_To be done_: Copy each line below in which the word "document" occurs.

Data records
========================================================================
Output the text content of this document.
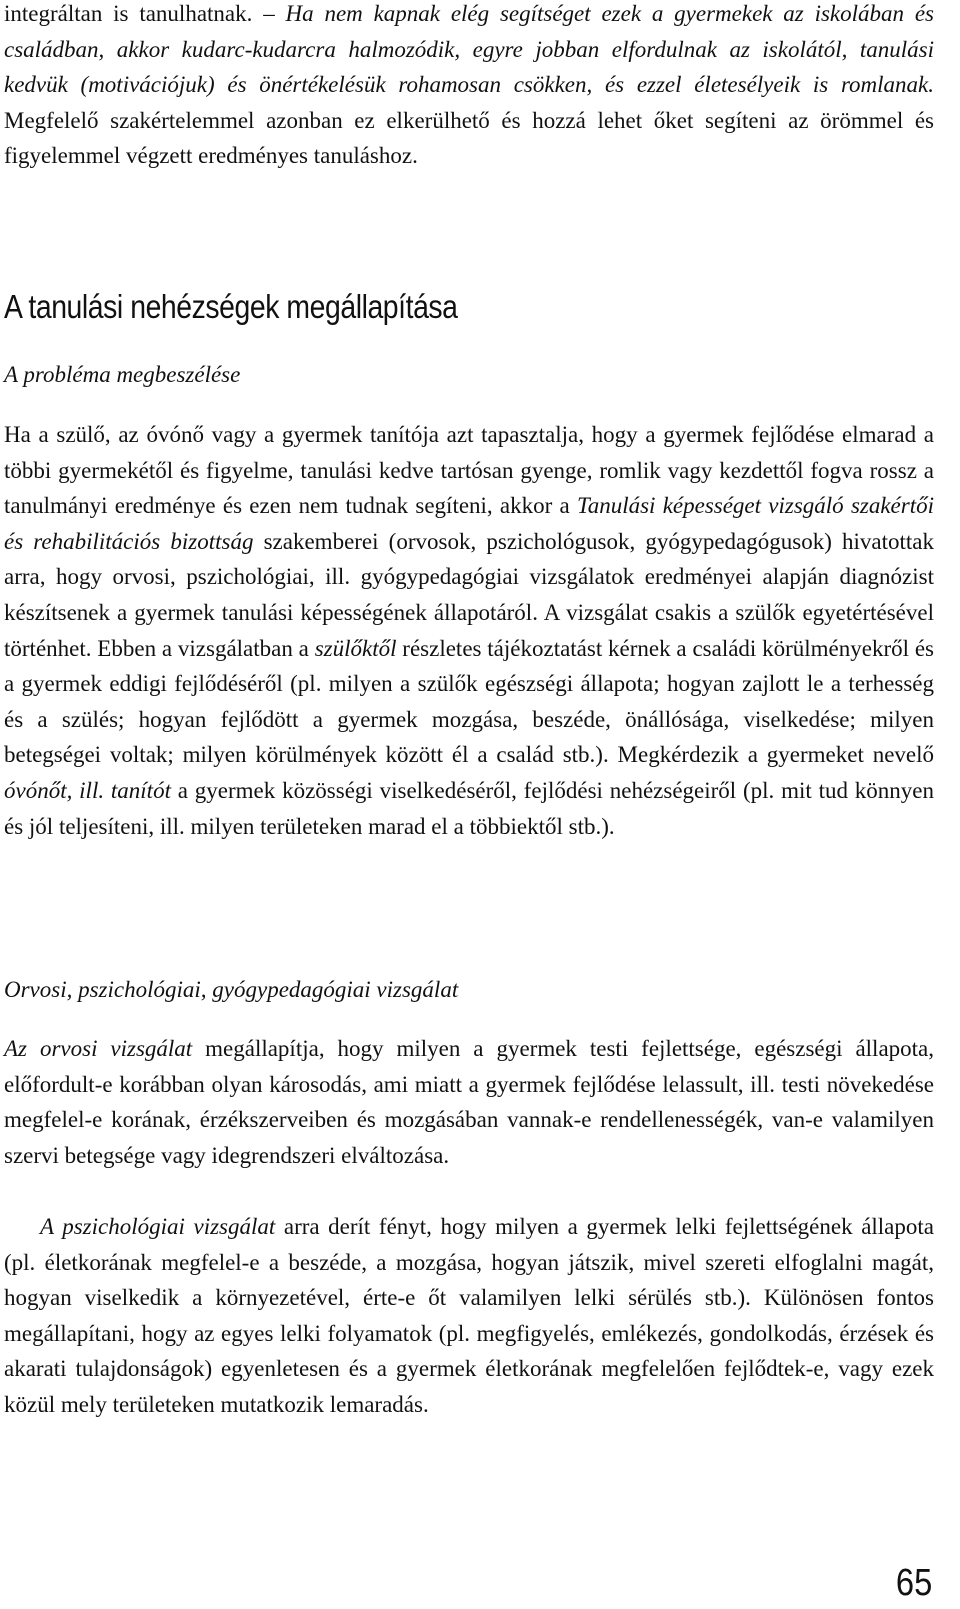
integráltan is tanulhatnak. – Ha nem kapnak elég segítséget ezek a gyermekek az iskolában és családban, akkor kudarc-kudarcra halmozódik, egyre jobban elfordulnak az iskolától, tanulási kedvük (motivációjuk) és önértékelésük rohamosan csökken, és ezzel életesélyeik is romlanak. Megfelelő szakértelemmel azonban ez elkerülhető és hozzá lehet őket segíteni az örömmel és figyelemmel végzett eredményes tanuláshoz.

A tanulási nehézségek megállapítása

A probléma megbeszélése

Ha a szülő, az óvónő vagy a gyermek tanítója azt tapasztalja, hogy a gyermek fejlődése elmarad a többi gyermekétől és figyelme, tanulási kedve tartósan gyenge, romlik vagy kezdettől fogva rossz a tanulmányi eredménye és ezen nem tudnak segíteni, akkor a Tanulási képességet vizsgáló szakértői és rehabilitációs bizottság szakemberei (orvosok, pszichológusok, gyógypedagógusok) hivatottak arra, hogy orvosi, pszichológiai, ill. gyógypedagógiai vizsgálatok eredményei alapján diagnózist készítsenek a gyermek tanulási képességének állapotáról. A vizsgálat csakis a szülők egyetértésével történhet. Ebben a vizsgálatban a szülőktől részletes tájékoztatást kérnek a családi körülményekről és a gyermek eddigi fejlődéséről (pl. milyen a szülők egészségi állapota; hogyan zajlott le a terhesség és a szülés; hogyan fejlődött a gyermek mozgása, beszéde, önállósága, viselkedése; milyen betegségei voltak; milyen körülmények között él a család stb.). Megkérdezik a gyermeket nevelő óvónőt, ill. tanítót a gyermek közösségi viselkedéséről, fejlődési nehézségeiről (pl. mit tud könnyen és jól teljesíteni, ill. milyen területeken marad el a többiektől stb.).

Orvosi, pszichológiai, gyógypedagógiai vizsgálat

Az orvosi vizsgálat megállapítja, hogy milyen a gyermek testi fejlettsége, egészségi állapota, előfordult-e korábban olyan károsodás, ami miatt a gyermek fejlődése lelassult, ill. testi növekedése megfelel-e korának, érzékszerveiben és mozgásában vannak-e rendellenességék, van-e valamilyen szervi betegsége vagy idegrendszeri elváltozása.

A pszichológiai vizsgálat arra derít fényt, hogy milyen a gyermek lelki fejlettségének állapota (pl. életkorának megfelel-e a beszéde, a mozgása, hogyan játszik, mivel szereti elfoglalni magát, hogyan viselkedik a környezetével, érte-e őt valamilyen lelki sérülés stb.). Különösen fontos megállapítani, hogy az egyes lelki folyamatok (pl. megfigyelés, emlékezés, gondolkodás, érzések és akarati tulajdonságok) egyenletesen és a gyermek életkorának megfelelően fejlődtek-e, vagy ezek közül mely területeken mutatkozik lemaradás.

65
========================================================================
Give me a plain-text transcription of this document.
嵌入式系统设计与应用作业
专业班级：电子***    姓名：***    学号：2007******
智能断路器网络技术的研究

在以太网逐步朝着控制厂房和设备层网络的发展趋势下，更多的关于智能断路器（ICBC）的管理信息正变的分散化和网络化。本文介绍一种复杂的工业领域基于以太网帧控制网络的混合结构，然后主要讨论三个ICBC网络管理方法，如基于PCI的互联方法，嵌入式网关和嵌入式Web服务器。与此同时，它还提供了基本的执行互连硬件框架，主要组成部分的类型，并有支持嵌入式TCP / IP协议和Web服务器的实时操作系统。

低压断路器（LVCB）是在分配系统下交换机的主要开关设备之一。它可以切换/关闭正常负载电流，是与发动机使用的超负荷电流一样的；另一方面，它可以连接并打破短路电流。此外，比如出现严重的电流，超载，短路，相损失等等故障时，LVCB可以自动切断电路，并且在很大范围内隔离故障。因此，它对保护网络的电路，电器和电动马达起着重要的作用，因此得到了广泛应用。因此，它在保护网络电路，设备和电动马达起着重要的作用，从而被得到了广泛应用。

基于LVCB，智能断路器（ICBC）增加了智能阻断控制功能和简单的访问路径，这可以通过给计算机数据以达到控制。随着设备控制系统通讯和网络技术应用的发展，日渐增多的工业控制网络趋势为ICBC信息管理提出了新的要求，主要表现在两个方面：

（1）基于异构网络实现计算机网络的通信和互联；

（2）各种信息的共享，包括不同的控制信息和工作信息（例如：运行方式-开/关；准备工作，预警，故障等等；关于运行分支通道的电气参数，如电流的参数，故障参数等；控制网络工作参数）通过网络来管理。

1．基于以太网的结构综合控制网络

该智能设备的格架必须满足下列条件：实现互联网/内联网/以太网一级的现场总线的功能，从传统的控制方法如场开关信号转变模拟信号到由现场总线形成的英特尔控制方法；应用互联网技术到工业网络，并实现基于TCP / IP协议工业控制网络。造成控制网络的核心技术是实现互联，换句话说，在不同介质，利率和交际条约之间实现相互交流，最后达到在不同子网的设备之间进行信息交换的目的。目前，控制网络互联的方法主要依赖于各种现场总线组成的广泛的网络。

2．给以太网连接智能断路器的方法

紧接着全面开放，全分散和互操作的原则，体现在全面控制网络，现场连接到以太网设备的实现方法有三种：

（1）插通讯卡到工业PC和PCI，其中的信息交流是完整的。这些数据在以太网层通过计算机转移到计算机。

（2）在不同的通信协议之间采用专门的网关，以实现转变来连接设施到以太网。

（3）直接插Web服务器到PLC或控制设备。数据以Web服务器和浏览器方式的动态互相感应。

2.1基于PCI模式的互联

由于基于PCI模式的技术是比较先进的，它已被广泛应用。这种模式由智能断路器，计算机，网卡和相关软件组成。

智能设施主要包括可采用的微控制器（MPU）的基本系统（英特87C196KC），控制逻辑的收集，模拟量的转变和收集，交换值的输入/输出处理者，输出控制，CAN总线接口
========================================================================
_Reply_:
Output the text content of this document.
Give me a plain-text transcription of this document.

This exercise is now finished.